■ DIRECTION
Go through the data below. List every line that holds the word "Participant".

■ STORED RECORDS
——————————
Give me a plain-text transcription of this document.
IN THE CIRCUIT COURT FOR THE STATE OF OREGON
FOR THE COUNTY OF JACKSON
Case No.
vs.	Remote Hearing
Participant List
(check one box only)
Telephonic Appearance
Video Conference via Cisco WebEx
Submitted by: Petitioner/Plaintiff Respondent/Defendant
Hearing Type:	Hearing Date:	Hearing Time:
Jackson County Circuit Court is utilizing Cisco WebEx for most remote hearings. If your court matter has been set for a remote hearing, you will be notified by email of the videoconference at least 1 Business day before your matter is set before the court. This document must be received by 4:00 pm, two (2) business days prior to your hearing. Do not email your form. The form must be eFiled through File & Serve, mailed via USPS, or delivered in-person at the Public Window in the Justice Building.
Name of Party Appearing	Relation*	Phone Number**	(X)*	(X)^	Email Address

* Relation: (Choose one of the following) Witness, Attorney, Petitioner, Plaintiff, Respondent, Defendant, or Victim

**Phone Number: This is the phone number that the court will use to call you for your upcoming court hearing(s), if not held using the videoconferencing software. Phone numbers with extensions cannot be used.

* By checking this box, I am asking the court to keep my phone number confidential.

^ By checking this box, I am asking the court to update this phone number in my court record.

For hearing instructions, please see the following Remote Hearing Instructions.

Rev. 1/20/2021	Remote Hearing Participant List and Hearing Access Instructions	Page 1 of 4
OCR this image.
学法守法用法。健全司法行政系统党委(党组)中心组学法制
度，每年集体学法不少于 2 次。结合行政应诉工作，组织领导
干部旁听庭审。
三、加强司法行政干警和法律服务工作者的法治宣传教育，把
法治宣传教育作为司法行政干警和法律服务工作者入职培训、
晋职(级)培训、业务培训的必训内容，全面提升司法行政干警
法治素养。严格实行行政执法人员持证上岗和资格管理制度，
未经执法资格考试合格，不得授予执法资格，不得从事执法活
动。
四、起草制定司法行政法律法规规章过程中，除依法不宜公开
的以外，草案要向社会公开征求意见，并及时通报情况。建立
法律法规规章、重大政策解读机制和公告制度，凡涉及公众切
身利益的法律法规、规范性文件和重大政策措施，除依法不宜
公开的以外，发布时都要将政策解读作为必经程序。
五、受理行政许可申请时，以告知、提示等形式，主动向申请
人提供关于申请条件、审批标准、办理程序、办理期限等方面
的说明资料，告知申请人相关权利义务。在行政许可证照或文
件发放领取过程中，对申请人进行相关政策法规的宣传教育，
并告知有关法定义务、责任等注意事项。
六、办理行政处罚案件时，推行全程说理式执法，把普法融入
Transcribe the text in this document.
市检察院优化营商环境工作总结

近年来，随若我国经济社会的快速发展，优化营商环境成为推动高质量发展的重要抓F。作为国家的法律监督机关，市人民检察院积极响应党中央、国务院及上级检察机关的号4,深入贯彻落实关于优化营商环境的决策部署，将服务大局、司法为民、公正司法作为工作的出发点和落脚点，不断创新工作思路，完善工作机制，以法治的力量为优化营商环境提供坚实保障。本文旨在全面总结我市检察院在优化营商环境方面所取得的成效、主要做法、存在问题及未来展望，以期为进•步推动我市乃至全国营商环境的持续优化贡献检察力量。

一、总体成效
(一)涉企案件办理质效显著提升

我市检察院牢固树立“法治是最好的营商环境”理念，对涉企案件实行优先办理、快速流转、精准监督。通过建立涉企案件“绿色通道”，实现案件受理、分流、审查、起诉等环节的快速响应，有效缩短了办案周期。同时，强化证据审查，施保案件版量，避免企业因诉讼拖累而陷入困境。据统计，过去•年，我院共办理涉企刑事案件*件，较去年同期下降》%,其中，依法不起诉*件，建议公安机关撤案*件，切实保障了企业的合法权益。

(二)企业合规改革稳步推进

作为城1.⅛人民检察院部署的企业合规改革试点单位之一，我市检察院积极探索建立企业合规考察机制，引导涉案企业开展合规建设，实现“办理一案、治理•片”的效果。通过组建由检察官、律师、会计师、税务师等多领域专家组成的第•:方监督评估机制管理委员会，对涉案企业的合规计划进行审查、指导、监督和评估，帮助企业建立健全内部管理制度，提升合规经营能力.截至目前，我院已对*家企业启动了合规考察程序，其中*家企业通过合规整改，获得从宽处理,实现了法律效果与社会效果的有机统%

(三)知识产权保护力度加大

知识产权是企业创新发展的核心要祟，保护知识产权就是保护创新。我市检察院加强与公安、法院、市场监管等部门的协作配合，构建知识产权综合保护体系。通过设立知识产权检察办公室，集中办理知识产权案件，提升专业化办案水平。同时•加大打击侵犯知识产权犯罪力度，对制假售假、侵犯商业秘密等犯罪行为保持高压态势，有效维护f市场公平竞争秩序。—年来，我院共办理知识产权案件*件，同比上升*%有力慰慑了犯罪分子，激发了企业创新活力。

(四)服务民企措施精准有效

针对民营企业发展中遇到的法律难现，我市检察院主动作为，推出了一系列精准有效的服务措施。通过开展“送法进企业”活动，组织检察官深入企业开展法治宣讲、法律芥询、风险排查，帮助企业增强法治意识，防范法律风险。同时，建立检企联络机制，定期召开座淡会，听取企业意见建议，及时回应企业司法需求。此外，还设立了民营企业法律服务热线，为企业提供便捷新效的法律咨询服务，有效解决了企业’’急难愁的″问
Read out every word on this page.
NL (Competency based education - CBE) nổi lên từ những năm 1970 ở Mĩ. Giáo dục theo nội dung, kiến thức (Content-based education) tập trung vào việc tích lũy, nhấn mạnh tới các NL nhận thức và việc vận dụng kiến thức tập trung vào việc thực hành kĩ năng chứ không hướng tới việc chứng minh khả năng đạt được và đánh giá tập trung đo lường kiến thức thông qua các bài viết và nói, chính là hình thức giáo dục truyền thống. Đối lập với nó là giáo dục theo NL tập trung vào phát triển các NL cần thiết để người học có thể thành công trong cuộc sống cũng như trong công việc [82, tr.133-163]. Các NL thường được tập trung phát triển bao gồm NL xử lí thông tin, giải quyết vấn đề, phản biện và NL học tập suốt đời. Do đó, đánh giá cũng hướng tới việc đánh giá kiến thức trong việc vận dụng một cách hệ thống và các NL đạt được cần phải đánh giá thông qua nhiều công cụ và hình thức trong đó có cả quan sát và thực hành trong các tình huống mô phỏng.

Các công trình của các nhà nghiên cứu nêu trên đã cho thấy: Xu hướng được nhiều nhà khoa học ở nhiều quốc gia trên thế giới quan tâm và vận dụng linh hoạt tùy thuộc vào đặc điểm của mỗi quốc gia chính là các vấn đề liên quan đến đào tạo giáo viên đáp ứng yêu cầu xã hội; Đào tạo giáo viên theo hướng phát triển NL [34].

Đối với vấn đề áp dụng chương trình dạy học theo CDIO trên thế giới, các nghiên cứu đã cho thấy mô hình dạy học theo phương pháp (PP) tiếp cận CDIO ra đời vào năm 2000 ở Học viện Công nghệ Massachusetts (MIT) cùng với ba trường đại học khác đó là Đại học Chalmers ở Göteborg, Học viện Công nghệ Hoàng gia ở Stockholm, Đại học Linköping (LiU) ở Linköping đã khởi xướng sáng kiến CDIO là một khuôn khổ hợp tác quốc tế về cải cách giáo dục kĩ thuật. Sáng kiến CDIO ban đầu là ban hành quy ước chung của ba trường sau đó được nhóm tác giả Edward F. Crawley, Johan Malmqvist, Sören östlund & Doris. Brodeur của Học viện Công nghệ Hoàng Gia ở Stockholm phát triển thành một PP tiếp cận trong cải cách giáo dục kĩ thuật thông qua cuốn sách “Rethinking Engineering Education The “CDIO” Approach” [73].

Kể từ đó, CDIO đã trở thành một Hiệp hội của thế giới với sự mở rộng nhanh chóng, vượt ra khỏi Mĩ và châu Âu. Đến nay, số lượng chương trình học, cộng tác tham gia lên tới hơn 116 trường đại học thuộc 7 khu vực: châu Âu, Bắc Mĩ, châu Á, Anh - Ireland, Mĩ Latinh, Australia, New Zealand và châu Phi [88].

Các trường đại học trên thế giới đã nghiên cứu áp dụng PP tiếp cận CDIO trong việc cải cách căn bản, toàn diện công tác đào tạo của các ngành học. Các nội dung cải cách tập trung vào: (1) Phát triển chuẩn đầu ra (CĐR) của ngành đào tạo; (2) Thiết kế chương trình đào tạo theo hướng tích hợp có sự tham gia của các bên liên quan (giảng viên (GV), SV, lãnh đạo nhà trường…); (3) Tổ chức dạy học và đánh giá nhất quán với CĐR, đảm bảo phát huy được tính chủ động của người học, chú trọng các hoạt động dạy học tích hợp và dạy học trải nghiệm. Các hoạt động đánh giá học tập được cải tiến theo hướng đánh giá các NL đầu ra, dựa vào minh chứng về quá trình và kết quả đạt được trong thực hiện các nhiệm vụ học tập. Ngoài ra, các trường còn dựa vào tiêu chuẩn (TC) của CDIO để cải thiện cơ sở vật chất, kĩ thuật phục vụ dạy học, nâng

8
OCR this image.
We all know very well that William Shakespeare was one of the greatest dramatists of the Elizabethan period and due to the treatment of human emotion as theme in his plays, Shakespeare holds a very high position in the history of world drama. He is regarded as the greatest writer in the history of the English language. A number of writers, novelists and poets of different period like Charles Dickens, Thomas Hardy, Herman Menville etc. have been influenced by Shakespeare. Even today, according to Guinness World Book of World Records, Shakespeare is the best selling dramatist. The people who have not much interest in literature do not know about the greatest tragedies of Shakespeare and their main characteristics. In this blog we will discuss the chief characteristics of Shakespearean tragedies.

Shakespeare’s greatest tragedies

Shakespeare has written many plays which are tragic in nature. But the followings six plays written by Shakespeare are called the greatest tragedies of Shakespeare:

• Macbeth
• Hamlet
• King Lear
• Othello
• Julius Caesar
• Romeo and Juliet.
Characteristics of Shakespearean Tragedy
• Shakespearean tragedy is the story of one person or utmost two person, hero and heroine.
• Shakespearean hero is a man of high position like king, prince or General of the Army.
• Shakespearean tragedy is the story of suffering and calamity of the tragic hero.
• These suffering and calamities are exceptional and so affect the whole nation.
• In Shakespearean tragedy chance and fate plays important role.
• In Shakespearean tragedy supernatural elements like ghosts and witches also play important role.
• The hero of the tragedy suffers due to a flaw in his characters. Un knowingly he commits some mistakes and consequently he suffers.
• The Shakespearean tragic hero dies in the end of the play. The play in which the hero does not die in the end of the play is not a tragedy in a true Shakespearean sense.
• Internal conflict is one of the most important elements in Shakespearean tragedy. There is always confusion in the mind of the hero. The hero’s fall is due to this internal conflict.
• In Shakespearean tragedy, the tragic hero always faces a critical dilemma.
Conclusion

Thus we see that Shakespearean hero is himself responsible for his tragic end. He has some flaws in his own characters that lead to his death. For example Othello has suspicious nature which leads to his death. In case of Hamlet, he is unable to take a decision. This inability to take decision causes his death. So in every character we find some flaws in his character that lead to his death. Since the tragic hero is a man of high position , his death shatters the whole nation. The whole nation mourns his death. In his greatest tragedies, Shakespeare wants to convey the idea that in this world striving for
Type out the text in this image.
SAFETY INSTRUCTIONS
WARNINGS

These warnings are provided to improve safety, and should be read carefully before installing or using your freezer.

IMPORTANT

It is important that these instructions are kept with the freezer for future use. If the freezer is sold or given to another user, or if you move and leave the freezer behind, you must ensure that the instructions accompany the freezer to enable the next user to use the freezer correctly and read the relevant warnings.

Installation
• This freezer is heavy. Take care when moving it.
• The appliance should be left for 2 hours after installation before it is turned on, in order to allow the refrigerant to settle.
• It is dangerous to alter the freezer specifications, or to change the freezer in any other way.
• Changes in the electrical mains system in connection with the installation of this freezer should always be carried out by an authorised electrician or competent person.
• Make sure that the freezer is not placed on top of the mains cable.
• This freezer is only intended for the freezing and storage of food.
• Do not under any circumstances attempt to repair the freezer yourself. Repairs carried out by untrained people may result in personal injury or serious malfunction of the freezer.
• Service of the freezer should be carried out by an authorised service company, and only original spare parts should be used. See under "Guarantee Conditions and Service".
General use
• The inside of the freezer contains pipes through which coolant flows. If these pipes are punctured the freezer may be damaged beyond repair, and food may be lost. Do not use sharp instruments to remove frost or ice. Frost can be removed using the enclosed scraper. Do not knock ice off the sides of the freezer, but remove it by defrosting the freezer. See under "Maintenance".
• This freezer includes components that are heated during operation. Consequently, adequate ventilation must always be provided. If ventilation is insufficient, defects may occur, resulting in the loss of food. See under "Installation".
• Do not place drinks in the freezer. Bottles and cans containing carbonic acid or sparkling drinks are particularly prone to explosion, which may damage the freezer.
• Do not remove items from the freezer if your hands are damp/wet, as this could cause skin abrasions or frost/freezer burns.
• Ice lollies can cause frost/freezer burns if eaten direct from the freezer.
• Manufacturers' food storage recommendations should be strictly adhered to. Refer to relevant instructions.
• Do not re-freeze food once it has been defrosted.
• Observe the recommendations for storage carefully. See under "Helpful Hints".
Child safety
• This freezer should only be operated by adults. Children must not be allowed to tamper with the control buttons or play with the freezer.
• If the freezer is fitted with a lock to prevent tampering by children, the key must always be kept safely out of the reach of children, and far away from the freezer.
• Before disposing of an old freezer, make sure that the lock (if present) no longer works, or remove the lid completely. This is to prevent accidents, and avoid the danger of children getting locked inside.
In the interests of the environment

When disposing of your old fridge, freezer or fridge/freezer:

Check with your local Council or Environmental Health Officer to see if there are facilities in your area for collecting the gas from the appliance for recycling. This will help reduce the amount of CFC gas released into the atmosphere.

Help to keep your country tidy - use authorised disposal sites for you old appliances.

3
——————————
■ FULL ANSWER
Participant List
Rev. 1/20/2021	Remote Hearing Participant List and Hearing Access Instructions	Page 1 of 4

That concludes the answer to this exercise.